> _BRIEF_:
Go through the records below line by line. Count the lines with "colors" and give the count alone.

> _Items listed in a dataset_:
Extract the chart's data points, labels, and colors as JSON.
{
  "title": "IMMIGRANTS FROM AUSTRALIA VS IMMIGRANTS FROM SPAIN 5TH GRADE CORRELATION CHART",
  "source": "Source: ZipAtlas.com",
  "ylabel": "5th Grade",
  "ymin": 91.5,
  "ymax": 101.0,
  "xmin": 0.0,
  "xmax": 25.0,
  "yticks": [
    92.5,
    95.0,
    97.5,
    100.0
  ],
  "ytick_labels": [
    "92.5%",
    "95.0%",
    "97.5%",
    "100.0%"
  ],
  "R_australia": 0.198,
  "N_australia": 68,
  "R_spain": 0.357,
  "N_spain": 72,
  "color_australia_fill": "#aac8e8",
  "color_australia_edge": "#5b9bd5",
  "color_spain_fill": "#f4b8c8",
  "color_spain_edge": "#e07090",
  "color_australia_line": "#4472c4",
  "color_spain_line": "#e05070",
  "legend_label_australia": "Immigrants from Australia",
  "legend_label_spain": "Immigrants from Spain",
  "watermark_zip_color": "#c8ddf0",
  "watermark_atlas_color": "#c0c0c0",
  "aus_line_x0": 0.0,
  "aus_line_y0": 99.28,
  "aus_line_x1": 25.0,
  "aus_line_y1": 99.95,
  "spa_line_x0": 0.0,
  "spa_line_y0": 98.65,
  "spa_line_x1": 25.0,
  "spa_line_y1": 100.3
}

==

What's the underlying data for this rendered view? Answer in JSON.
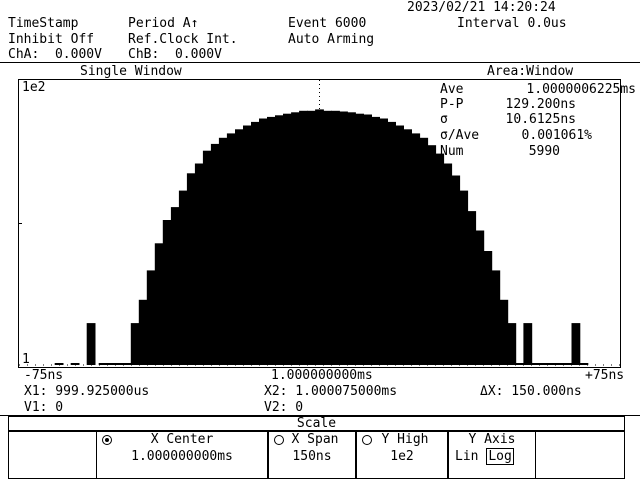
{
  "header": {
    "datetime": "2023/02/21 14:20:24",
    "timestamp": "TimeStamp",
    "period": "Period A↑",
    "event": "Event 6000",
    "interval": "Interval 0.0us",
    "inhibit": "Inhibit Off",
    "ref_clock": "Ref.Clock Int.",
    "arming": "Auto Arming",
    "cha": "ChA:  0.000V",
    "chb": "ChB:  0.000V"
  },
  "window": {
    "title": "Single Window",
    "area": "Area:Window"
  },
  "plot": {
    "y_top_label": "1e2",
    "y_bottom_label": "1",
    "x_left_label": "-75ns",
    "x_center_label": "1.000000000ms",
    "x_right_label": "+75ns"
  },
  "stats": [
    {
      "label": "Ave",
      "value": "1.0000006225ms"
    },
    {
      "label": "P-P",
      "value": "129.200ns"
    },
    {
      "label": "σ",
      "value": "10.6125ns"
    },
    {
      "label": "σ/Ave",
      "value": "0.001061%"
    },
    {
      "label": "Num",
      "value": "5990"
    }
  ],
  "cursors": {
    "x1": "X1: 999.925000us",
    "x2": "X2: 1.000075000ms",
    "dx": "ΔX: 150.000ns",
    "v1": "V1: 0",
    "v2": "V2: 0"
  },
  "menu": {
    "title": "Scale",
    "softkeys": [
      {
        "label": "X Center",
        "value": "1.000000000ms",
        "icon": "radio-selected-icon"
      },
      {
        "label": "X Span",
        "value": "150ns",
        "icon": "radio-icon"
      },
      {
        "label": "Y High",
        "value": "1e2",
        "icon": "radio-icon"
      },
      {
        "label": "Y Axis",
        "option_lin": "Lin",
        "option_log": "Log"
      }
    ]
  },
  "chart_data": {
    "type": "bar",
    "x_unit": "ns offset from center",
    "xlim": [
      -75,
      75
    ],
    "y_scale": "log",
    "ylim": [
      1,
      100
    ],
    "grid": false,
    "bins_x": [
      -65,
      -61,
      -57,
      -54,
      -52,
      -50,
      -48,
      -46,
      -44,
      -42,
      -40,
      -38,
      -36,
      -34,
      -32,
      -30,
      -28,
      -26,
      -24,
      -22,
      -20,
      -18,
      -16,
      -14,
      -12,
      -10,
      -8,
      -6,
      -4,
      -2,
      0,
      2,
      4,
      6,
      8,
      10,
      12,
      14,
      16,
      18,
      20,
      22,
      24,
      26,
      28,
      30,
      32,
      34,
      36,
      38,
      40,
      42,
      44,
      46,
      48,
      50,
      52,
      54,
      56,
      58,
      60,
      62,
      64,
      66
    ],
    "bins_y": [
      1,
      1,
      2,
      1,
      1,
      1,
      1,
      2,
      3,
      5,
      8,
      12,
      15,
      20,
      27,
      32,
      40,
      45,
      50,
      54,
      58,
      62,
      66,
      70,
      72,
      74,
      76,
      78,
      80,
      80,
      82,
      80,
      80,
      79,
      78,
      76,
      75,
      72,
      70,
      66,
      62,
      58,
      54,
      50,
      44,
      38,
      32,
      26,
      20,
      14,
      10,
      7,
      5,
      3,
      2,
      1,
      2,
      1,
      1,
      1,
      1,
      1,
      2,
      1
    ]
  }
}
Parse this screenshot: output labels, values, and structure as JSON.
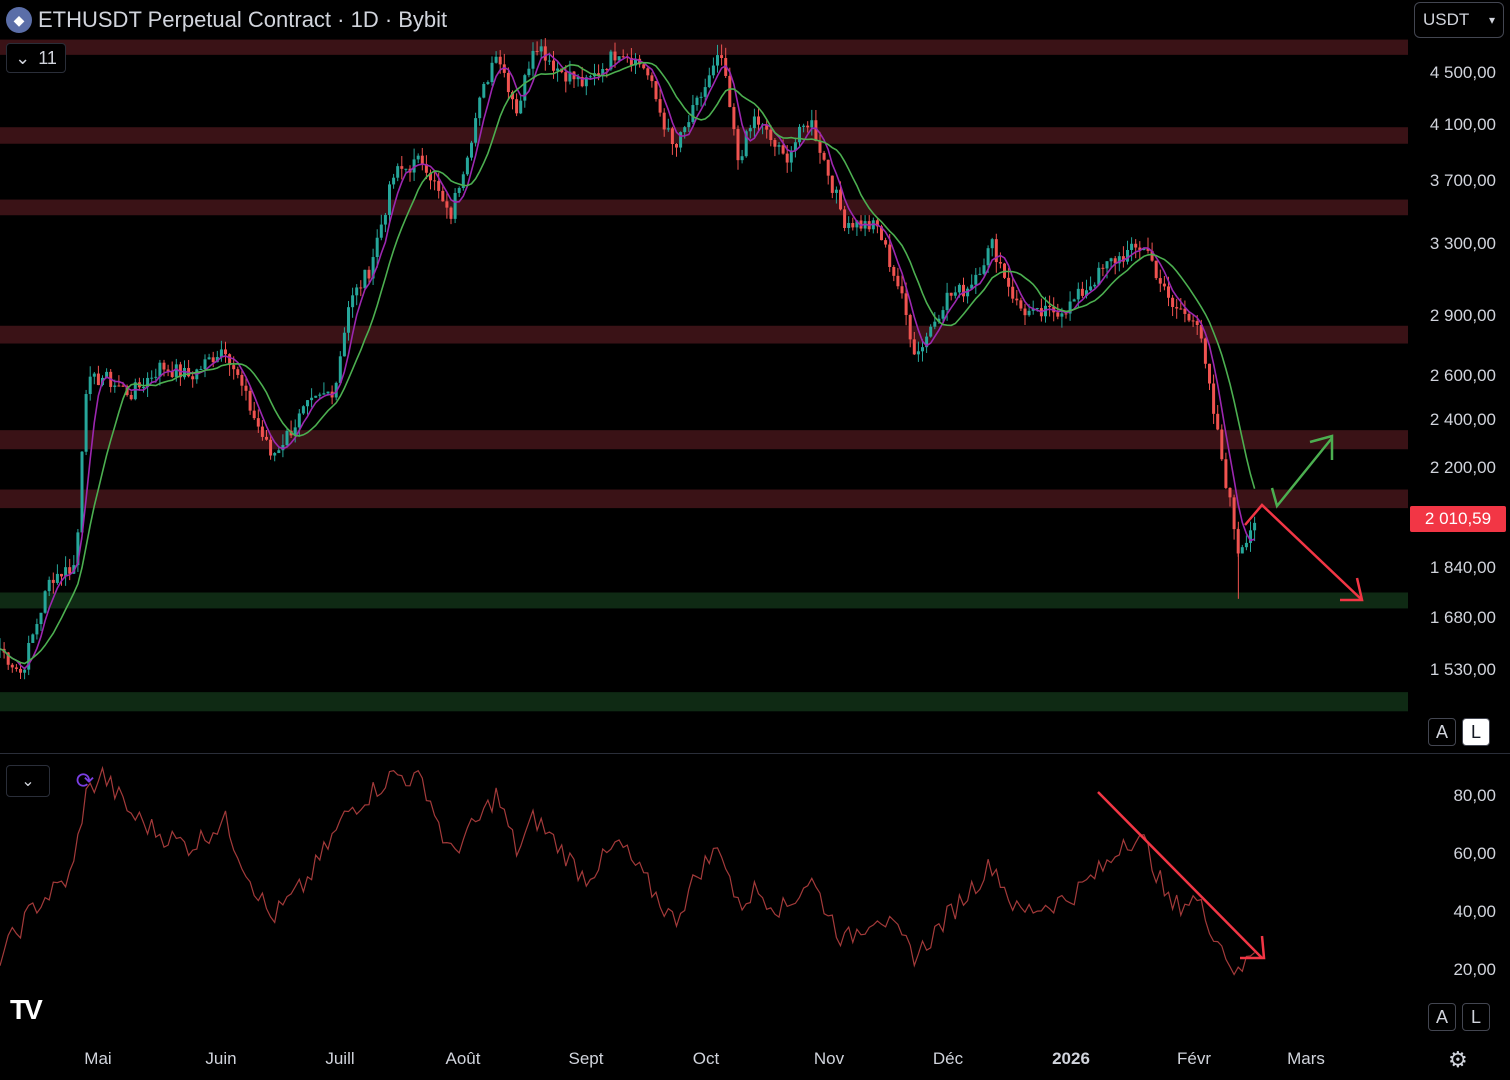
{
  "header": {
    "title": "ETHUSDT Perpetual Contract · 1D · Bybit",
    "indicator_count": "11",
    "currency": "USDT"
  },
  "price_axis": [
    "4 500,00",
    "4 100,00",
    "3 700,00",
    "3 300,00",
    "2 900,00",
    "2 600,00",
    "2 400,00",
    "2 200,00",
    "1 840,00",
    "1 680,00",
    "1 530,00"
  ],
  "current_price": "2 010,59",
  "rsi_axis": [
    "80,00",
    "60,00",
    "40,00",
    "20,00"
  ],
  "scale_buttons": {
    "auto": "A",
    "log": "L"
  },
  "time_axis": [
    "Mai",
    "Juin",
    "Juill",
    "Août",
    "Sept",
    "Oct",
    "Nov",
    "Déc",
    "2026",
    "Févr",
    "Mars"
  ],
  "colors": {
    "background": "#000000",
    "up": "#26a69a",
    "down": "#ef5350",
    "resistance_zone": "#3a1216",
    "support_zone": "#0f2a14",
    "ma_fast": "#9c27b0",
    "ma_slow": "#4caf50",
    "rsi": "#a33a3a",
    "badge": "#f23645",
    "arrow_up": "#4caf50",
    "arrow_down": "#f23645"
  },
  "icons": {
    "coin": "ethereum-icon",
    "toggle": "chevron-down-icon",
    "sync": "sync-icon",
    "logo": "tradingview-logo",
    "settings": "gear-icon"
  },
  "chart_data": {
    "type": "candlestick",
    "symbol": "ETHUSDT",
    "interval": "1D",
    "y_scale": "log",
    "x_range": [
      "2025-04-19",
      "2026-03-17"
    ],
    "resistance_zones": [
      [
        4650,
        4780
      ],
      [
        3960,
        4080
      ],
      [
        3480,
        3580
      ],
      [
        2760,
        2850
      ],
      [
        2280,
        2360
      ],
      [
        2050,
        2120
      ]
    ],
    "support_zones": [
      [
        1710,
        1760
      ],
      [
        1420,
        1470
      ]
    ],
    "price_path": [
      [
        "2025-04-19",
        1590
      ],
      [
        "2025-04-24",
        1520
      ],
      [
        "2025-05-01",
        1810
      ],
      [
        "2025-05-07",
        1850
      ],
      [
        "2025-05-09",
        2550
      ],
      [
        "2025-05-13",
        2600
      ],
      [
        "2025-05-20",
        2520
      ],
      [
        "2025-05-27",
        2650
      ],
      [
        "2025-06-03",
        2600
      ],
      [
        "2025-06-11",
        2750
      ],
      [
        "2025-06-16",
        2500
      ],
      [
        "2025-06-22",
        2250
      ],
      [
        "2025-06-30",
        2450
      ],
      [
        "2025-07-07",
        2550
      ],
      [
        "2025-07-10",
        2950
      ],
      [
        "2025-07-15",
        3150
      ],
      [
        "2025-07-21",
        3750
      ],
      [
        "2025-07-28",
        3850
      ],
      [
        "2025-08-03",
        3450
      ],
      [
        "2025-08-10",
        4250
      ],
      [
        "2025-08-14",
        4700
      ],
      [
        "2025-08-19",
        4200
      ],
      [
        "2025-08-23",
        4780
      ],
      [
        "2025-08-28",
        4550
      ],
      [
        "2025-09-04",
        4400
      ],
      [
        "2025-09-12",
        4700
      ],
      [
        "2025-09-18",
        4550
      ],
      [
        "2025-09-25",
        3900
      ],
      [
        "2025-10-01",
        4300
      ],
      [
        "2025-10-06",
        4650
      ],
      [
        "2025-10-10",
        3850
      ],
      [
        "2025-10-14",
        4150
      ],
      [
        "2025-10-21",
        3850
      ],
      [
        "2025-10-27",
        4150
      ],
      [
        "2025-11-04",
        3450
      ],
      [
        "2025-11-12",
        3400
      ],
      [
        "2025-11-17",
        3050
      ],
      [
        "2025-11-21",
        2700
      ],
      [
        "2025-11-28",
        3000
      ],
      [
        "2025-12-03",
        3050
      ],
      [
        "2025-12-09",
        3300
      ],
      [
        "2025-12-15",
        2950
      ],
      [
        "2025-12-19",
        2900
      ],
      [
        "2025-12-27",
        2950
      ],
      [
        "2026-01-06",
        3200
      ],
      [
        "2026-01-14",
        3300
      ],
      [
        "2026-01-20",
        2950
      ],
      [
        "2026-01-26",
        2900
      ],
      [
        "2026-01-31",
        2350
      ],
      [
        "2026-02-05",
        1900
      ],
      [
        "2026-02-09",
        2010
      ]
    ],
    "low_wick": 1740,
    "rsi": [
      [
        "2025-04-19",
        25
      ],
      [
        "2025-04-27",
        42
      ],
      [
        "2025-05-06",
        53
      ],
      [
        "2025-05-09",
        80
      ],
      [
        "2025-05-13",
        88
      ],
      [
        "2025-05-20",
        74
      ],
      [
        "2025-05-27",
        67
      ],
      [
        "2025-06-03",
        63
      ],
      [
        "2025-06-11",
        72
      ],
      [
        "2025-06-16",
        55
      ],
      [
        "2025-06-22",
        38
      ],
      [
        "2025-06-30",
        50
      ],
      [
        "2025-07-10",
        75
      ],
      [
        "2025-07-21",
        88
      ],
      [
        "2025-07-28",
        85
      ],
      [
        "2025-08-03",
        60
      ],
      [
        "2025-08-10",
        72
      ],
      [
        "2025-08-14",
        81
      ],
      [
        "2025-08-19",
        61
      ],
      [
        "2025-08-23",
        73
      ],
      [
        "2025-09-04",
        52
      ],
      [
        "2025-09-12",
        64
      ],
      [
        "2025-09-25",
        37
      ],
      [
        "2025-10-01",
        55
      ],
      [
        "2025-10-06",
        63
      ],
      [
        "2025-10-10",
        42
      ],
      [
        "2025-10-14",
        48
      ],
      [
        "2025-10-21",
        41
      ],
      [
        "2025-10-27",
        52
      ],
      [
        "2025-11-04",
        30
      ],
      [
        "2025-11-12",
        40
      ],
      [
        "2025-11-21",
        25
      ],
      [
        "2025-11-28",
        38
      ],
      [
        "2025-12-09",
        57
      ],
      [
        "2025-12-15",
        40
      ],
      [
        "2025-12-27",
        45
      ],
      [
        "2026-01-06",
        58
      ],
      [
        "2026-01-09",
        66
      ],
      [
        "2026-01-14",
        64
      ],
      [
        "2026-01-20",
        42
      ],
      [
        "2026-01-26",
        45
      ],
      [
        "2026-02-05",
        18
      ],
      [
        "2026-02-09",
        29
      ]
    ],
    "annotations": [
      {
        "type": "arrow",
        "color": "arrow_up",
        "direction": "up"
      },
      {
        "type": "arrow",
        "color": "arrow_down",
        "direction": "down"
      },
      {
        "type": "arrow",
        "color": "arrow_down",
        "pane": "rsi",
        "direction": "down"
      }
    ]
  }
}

> _RESULT_:
2